[begin PROVIDED MATERIAL]

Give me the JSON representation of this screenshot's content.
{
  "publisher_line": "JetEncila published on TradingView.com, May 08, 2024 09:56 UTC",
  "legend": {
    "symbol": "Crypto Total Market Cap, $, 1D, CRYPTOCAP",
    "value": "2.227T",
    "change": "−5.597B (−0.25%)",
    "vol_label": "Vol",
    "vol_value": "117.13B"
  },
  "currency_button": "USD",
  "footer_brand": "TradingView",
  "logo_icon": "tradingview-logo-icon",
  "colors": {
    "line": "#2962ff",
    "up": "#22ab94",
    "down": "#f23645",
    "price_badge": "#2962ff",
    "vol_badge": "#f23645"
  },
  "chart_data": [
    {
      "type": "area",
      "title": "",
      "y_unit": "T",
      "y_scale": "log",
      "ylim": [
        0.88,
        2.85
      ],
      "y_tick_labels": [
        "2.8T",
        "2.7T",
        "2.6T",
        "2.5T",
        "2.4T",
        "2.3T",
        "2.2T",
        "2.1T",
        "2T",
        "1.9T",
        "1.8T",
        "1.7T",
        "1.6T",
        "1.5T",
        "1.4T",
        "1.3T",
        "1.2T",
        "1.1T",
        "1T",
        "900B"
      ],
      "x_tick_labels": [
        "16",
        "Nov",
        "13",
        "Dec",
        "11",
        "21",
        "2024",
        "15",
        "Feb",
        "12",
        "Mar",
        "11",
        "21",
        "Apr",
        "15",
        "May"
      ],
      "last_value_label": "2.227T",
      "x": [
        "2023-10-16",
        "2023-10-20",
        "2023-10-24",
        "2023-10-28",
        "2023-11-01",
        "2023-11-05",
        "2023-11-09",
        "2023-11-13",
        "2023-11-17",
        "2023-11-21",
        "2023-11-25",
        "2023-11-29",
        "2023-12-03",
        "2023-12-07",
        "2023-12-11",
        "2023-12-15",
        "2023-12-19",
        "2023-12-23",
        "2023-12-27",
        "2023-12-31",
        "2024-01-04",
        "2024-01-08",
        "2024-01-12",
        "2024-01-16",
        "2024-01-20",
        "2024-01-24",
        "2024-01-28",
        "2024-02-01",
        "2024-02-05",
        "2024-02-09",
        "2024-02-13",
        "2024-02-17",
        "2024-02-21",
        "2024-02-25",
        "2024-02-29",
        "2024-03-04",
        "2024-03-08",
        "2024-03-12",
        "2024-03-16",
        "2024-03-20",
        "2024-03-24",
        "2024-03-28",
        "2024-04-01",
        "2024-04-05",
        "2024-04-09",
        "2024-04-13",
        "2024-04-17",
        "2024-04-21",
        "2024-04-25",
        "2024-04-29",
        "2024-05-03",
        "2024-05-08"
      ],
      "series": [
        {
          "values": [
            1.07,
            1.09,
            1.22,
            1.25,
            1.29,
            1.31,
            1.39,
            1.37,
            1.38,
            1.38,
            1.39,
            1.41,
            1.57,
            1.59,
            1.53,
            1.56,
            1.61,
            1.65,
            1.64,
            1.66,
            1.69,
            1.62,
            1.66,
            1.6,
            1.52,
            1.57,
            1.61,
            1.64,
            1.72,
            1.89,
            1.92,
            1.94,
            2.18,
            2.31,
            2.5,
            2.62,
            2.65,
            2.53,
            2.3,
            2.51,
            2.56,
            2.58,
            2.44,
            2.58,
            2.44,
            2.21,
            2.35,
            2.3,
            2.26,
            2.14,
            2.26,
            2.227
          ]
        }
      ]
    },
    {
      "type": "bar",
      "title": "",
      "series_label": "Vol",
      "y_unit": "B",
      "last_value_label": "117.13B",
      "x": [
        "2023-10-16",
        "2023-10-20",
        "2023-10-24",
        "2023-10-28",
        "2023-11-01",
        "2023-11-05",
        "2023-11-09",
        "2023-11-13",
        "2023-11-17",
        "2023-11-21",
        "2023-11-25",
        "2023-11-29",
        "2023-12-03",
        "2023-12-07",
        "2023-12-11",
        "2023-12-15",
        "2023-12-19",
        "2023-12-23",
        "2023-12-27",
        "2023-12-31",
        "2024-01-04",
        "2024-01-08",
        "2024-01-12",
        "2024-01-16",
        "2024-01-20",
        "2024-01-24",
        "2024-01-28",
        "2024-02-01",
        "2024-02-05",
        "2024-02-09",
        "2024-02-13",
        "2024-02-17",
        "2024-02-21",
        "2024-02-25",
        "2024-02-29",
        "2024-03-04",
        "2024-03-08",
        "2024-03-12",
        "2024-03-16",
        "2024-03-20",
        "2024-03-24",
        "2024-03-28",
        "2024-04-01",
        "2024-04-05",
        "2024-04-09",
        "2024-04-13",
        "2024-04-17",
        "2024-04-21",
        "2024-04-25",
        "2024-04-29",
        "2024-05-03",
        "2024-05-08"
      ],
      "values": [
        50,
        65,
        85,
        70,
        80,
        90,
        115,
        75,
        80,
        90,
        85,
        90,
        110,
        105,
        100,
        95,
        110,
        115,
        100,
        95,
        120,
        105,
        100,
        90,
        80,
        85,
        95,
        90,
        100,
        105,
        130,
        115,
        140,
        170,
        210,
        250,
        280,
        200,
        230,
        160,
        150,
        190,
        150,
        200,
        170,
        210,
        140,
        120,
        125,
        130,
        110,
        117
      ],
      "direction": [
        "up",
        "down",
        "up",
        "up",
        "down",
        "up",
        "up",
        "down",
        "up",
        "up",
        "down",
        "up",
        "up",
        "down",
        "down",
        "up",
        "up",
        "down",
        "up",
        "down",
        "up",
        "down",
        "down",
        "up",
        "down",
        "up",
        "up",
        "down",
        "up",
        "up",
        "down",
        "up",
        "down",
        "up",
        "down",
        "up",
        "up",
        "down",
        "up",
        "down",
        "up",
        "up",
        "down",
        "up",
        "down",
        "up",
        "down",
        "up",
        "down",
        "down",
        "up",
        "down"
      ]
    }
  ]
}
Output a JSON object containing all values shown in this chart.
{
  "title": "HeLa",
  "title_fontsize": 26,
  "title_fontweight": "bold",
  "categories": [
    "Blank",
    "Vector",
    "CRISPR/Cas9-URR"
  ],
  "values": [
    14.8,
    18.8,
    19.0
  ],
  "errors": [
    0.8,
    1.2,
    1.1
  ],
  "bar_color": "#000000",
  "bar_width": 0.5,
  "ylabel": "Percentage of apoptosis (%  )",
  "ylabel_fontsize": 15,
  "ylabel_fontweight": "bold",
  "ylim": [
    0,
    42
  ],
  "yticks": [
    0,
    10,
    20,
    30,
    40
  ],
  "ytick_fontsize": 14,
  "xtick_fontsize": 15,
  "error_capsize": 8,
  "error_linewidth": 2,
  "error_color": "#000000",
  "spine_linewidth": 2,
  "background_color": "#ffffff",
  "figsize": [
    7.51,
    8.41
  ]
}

[end PROVIDED MATERIAL]

Only the number is wanted: count the lines of the records that hold the word "JSON".

— TASK OUTPUT —
2